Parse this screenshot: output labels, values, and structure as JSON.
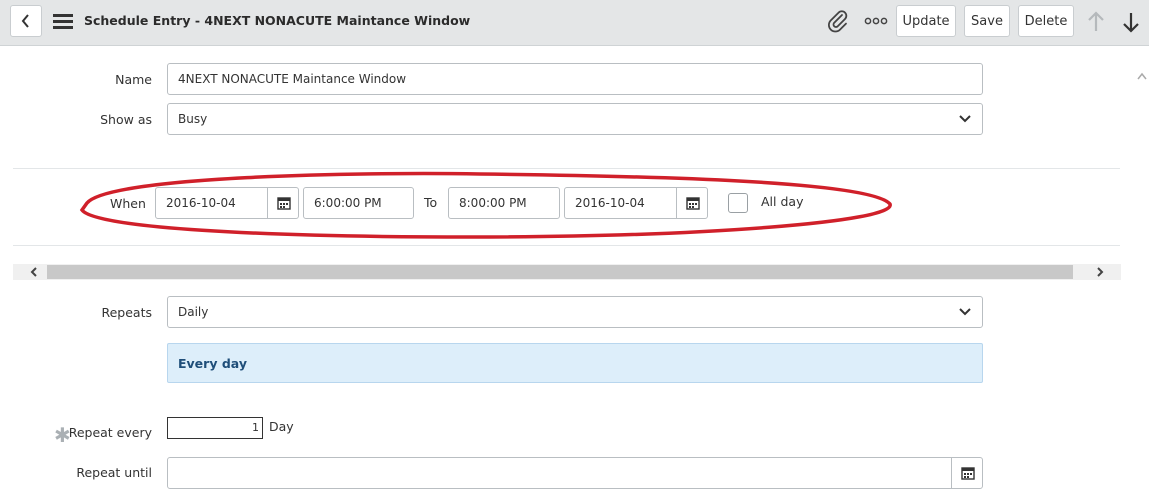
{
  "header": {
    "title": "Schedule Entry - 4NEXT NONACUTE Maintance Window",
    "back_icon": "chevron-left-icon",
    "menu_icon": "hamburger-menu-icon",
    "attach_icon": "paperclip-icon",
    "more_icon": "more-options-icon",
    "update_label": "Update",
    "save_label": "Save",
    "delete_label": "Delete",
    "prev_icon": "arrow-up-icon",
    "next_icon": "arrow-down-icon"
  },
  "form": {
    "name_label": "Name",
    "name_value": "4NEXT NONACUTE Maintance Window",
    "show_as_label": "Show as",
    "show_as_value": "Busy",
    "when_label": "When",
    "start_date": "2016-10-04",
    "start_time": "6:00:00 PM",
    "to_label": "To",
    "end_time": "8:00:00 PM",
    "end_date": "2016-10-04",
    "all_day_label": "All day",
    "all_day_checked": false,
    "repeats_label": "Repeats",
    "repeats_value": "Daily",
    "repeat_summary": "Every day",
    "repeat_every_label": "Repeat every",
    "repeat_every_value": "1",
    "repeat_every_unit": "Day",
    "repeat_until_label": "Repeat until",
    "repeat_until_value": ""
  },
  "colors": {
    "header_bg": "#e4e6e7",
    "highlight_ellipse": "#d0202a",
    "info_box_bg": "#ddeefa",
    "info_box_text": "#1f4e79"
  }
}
------------------------------------------------
- **Objective**
Make an exact copy of every entry above, minus the images.

- **Correct result**
Parse this screenshot: output labels, values, and structure as JSON.
{
  "header": {
    "title": "Schedule Entry - 4NEXT NONACUTE Maintance Window",
    "back_icon": "chevron-left-icon",
    "menu_icon": "hamburger-menu-icon",
    "attach_icon": "paperclip-icon",
    "more_icon": "more-options-icon",
    "update_label": "Update",
    "save_label": "Save",
    "delete_label": "Delete",
    "prev_icon": "arrow-up-icon",
    "next_icon": "arrow-down-icon"
  },
  "form": {
    "name_label": "Name",
    "name_value": "4NEXT NONACUTE Maintance Window",
    "show_as_label": "Show as",
    "show_as_value": "Busy",
    "when_label": "When",
    "start_date": "2016-10-04",
    "start_time": "6:00:00 PM",
    "to_label": "To",
    "end_time": "8:00:00 PM",
    "end_date": "2016-10-04",
    "all_day_label": "All day",
    "all_day_checked": false,
    "repeats_label": "Repeats",
    "repeats_value": "Daily",
    "repeat_summary": "Every day",
    "repeat_every_label": "Repeat every",
    "repeat_every_value": "1",
    "repeat_every_unit": "Day",
    "repeat_until_label": "Repeat until",
    "repeat_until_value": ""
  },
  "colors": {
    "header_bg": "#e4e6e7",
    "highlight_ellipse": "#d0202a",
    "info_box_bg": "#ddeefa",
    "info_box_text": "#1f4e79"
  }
}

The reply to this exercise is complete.